- [Job]: Look for the word "radiation" in the entries below, then copy every line that has it.

--- The input ---

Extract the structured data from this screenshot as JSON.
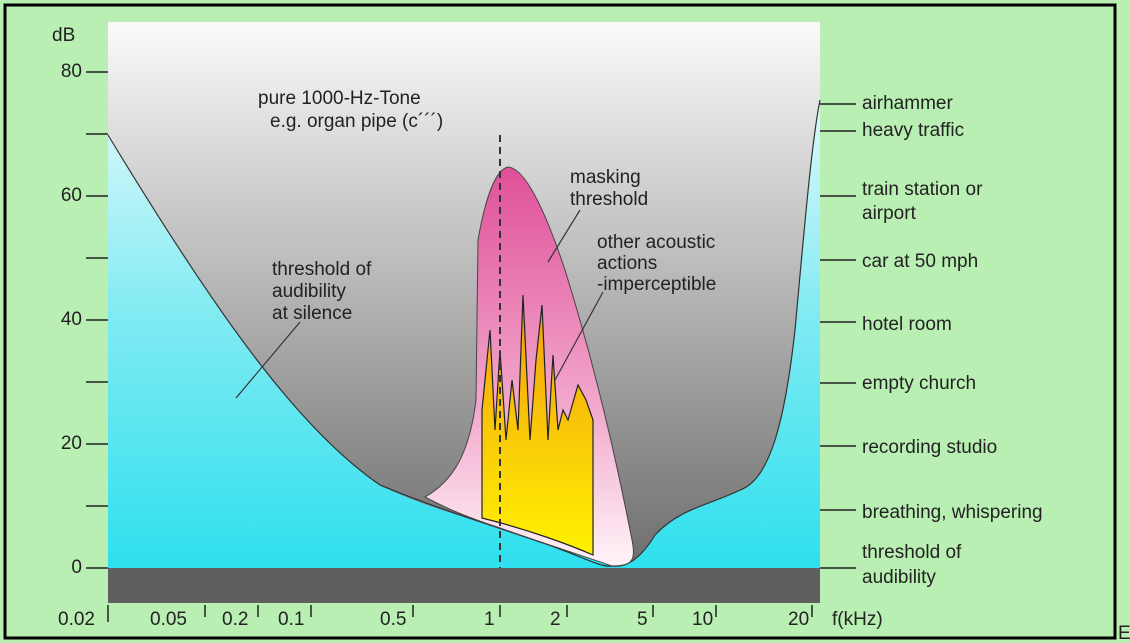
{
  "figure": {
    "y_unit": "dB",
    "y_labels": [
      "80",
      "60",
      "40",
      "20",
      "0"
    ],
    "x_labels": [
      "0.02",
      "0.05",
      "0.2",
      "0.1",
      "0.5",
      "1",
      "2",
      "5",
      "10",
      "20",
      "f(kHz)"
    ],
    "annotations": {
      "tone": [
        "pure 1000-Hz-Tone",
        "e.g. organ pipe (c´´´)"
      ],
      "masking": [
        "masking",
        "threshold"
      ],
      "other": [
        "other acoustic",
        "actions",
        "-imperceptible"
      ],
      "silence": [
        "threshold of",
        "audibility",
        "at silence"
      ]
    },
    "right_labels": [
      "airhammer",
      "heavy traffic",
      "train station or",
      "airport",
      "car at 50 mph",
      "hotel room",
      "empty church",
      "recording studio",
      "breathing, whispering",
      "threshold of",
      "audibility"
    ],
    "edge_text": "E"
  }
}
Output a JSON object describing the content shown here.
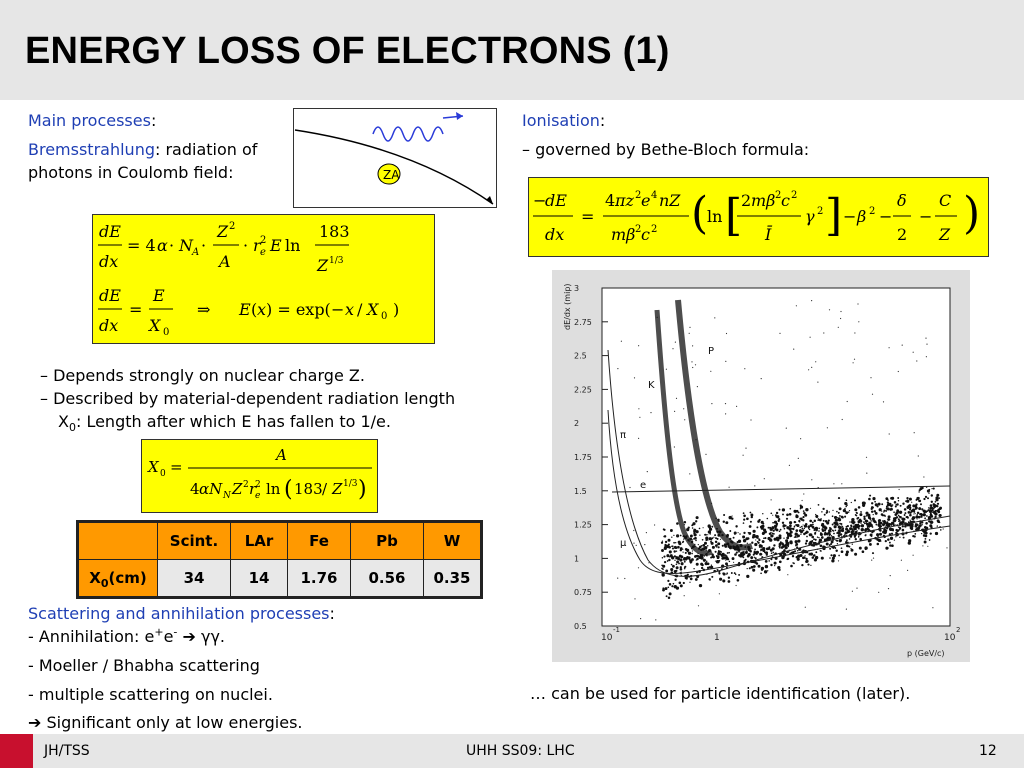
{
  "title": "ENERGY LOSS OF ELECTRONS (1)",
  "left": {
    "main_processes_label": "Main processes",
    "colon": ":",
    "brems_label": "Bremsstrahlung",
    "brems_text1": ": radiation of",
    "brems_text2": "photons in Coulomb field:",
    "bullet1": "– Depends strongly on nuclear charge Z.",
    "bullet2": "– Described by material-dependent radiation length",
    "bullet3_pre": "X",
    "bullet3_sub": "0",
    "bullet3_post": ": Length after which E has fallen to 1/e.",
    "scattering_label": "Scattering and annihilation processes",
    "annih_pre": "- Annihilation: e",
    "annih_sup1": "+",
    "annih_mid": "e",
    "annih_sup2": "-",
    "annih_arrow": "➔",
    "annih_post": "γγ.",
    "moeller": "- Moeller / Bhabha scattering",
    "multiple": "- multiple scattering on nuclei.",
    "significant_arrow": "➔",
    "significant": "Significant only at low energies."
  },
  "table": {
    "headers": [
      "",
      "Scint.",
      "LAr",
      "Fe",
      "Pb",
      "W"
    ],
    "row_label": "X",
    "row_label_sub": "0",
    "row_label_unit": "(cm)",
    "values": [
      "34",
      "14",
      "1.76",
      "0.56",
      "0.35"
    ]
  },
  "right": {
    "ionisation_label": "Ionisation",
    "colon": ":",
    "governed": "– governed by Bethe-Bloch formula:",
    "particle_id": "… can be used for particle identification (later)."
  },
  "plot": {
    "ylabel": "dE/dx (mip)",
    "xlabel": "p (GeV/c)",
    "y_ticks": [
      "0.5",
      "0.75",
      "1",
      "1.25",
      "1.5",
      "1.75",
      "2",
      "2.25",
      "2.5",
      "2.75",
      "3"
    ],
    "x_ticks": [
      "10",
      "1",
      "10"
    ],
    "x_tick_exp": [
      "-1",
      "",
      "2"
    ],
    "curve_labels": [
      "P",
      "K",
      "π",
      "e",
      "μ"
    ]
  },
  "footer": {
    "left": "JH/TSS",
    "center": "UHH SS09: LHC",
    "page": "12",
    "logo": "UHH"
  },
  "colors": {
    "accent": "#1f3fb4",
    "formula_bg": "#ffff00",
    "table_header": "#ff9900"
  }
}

---

- [Result below]:
    "brems_text1": ": radiation of",
    "bullet2": "– Described by material-dependent radiation length",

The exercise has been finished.